ENTRIES SUPPLIED
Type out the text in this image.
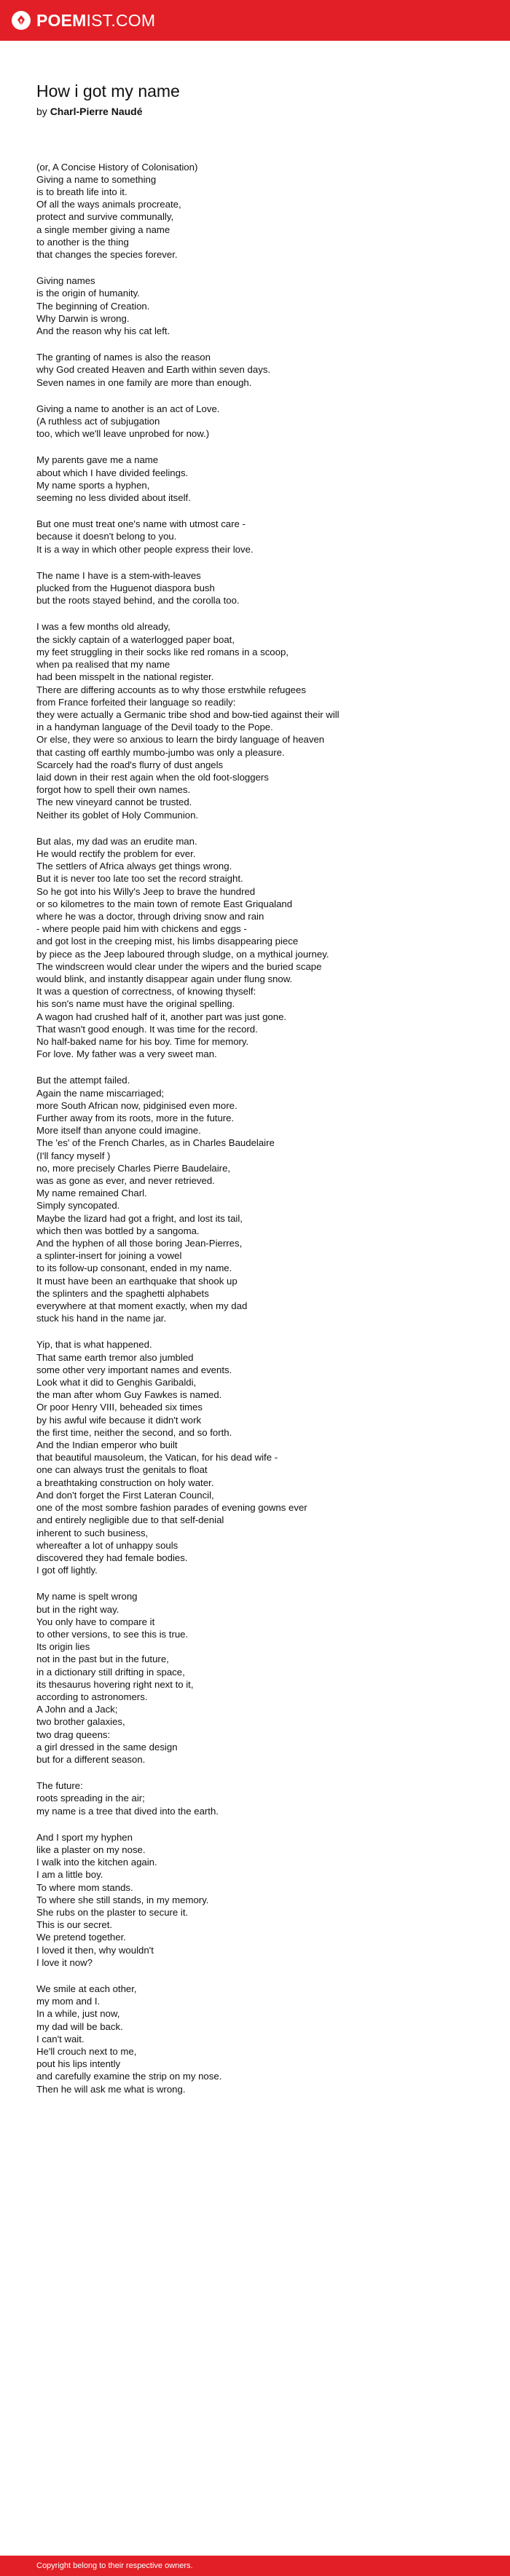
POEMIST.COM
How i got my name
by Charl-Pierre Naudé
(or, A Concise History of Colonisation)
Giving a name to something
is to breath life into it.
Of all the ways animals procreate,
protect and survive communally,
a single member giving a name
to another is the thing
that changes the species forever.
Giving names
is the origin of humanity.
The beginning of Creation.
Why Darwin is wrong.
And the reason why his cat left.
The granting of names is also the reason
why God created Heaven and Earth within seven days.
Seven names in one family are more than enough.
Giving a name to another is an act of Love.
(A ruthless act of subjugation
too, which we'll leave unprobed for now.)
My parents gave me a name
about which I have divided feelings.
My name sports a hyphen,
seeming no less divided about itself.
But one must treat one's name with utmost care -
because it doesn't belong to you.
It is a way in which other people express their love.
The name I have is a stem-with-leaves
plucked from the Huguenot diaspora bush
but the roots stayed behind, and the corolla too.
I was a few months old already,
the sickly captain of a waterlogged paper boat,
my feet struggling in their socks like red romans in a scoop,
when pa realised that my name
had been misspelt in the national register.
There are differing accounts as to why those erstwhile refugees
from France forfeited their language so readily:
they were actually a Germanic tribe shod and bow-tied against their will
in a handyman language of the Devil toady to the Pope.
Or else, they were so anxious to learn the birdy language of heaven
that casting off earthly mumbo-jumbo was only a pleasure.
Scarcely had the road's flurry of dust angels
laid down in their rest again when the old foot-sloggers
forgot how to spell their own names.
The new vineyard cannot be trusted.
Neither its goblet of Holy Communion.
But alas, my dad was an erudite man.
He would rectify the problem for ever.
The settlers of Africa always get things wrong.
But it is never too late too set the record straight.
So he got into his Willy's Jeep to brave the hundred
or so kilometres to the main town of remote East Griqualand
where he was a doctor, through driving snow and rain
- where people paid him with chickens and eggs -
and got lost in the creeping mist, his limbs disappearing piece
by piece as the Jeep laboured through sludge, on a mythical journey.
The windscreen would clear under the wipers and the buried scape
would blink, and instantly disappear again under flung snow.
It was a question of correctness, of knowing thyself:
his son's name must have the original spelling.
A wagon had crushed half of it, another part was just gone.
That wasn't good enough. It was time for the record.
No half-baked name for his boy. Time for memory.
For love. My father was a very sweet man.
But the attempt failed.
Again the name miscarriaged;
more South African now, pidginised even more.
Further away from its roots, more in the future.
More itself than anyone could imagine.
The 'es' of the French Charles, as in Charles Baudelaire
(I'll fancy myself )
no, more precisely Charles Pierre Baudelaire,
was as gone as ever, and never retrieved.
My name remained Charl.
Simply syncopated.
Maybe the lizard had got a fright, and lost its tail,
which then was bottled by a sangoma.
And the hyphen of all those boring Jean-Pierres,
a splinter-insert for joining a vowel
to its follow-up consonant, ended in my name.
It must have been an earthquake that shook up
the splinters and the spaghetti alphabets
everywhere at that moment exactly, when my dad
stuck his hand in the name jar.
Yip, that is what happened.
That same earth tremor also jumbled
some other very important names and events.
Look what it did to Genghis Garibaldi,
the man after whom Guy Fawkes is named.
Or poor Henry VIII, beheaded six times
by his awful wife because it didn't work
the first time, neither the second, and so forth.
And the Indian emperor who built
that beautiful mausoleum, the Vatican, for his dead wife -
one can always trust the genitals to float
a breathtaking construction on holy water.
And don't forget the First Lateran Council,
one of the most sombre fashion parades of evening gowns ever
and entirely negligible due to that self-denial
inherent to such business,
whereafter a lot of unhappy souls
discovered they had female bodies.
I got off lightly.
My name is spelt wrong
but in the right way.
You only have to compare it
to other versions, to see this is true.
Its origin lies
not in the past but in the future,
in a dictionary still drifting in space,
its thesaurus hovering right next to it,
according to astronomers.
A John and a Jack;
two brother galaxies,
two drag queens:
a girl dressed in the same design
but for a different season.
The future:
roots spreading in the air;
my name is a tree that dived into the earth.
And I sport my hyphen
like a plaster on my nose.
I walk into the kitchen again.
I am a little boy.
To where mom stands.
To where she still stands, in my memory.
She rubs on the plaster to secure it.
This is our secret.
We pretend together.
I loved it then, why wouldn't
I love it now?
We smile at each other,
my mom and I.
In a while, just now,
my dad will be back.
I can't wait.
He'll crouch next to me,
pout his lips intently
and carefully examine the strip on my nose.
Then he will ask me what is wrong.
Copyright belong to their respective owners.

WHAT YOU NEED TO DO
From the listing above, print every entry precisely and drop the pictures.

COMPLETED EXERCISE
Type out the text in this image.
POEMIST.COM
How i got my name
by Charl-Pierre Naudé
(or, A Concise History of Colonisation)
Giving a name to something
is to breath life into it.
Of all the ways animals procreate,
protect and survive communally,
a single member giving a name
to another is the thing
that changes the species forever.
Giving names
is the origin of humanity.
The beginning of Creation.
Why Darwin is wrong.
And the reason why his cat left.
The granting of names is also the reason
why God created Heaven and Earth within seven days.
Seven names in one family are more than enough.
Giving a name to another is an act of Love.
(A ruthless act of subjugation
too, which we'll leave unprobed for now.)
My parents gave me a name
about which I have divided feelings.
My name sports a hyphen,
seeming no less divided about itself.
But one must treat one's name with utmost care -
because it doesn't belong to you.
It is a way in which other people express their love.
The name I have is a stem-with-leaves
plucked from the Huguenot diaspora bush
but the roots stayed behind, and the corolla too.
I was a few months old already,
the sickly captain of a waterlogged paper boat,
my feet struggling in their socks like red romans in a scoop,
when pa realised that my name
had been misspelt in the national register.
There are differing accounts as to why those erstwhile refugees
from France forfeited their language so readily:
they were actually a Germanic tribe shod and bow-tied against their will
in a handyman language of the Devil toady to the Pope.
Or else, they were so anxious to learn the birdy language of heaven
that casting off earthly mumbo-jumbo was only a pleasure.
Scarcely had the road's flurry of dust angels
laid down in their rest again when the old foot-sloggers
forgot how to spell their own names.
The new vineyard cannot be trusted.
Neither its goblet of Holy Communion.
But alas, my dad was an erudite man.
He would rectify the problem for ever.
The settlers of Africa always get things wrong.
But it is never too late too set the record straight.
So he got into his Willy's Jeep to brave the hundred
or so kilometres to the main town of remote East Griqualand
where he was a doctor, through driving snow and rain
- where people paid him with chickens and eggs -
and got lost in the creeping mist, his limbs disappearing piece
by piece as the Jeep laboured through sludge, on a mythical journey.
The windscreen would clear under the wipers and the buried scape
would blink, and instantly disappear again under flung snow.
It was a question of correctness, of knowing thyself:
his son's name must have the original spelling.
A wagon had crushed half of it, another part was just gone.
That wasn't good enough. It was time for the record.
No half-baked name for his boy. Time for memory.
For love. My father was a very sweet man.
But the attempt failed.
Again the name miscarriaged;
more South African now, pidginised even more.
Further away from its roots, more in the future.
More itself than anyone could imagine.
The 'es' of the French Charles, as in Charles Baudelaire
(I'll fancy myself )
no, more precisely Charles Pierre Baudelaire,
was as gone as ever, and never retrieved.
My name remained Charl.
Simply syncopated.
Maybe the lizard had got a fright, and lost its tail,
which then was bottled by a sangoma.
And the hyphen of all those boring Jean-Pierres,
a splinter-insert for joining a vowel
to its follow-up consonant, ended in my name.
It must have been an earthquake that shook up
the splinters and the spaghetti alphabets
everywhere at that moment exactly, when my dad
stuck his hand in the name jar.
Yip, that is what happened.
That same earth tremor also jumbled
some other very important names and events.
Look what it did to Genghis Garibaldi,
the man after whom Guy Fawkes is named.
Or poor Henry VIII, beheaded six times
by his awful wife because it didn't work
the first time, neither the second, and so forth.
And the Indian emperor who built
that beautiful mausoleum, the Vatican, for his dead wife -
one can always trust the genitals to float
a breathtaking construction on holy water.
And don't forget the First Lateran Council,
one of the most sombre fashion parades of evening gowns ever
and entirely negligible due to that self-denial
inherent to such business,
whereafter a lot of unhappy souls
discovered they had female bodies.
I got off lightly.
My name is spelt wrong
but in the right way.
You only have to compare it
to other versions, to see this is true.
Its origin lies
not in the past but in the future,
in a dictionary still drifting in space,
its thesaurus hovering right next to it,
according to astronomers.
A John and a Jack;
two brother galaxies,
two drag queens:
a girl dressed in the same design
but for a different season.
The future:
roots spreading in the air;
my name is a tree that dived into the earth.
And I sport my hyphen
like a plaster on my nose.
I walk into the kitchen again.
I am a little boy.
To where mom stands.
To where she still stands, in my memory.
She rubs on the plaster to secure it.
This is our secret.
We pretend together.
I loved it then, why wouldn't
I love it now?
We smile at each other,
my mom and I.
In a while, just now,
my dad will be back.
I can't wait.
He'll crouch next to me,
pout his lips intently
and carefully examine the strip on my nose.
Then he will ask me what is wrong.
Copyright belong to their respective owners.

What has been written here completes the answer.